• [THE TASK] Will you print the material below without altering a single character?

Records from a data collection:

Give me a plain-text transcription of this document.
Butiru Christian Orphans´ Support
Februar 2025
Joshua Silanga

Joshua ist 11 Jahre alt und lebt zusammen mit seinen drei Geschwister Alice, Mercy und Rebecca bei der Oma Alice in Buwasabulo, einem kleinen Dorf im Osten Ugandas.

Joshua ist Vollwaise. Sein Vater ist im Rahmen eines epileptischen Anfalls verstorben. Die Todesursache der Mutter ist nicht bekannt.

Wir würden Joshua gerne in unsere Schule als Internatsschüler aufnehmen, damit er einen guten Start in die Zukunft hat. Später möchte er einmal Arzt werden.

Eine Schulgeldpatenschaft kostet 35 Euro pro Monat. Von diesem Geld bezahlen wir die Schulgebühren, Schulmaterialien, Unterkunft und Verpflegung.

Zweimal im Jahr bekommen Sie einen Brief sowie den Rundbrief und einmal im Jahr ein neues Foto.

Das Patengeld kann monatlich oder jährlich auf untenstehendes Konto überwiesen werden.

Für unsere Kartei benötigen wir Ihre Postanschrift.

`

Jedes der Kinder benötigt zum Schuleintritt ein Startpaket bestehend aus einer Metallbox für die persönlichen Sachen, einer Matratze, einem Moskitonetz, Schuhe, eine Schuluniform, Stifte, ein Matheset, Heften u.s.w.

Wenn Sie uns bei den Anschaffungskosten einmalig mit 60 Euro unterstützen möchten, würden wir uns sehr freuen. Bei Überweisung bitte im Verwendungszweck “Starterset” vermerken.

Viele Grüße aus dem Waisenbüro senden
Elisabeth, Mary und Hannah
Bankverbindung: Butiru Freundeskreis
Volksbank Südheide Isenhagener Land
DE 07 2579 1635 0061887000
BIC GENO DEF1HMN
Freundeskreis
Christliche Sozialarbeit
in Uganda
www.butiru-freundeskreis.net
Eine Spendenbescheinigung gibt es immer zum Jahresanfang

• [RESULT OF THE EXERCISE]
Give me a plain-text transcription of this document.
Butiru Christian Orphans´ Support
Februar 2025
Joshua Silanga

Joshua ist 11 Jahre alt und lebt zusammen mit seinen drei Geschwister Alice, Mercy und Rebecca bei der Oma Alice in Buwasabulo, einem kleinen Dorf im Osten Ugandas.

Joshua ist Vollwaise. Sein Vater ist im Rahmen eines epileptischen Anfalls verstorben. Die Todesursache der Mutter ist nicht bekannt.

Wir würden Joshua gerne in unsere Schule als Internatsschüler aufnehmen, damit er einen guten Start in die Zukunft hat. Später möchte er einmal Arzt werden.

Eine Schulgeldpatenschaft kostet 35 Euro pro Monat. Von diesem Geld bezahlen wir die Schulgebühren, Schulmaterialien, Unterkunft und Verpflegung.

Zweimal im Jahr bekommen Sie einen Brief sowie den Rundbrief und einmal im Jahr ein neues Foto.

Das Patengeld kann monatlich oder jährlich auf untenstehendes Konto überwiesen werden.

Für unsere Kartei benötigen wir Ihre Postanschrift.

`

Jedes der Kinder benötigt zum Schuleintritt ein Startpaket bestehend aus einer Metallbox für die persönlichen Sachen, einer Matratze, einem Moskitonetz, Schuhe, eine Schuluniform, Stifte, ein Matheset, Heften u.s.w.

Wenn Sie uns bei den Anschaffungskosten einmalig mit 60 Euro unterstützen möchten, würden wir uns sehr freuen. Bei Überweisung bitte im Verwendungszweck “Starterset” vermerken.

Viele Grüße aus dem Waisenbüro senden
Elisabeth, Mary und Hannah
Bankverbindung: Butiru Freundeskreis
Volksbank Südheide Isenhagener Land
DE 07 2579 1635 0061887000
BIC GENO DEF1HMN
Freundeskreis
Christliche Sozialarbeit
in Uganda
www.butiru-freundeskreis.net
Eine Spendenbescheinigung gibt es immer zum Jahresanfang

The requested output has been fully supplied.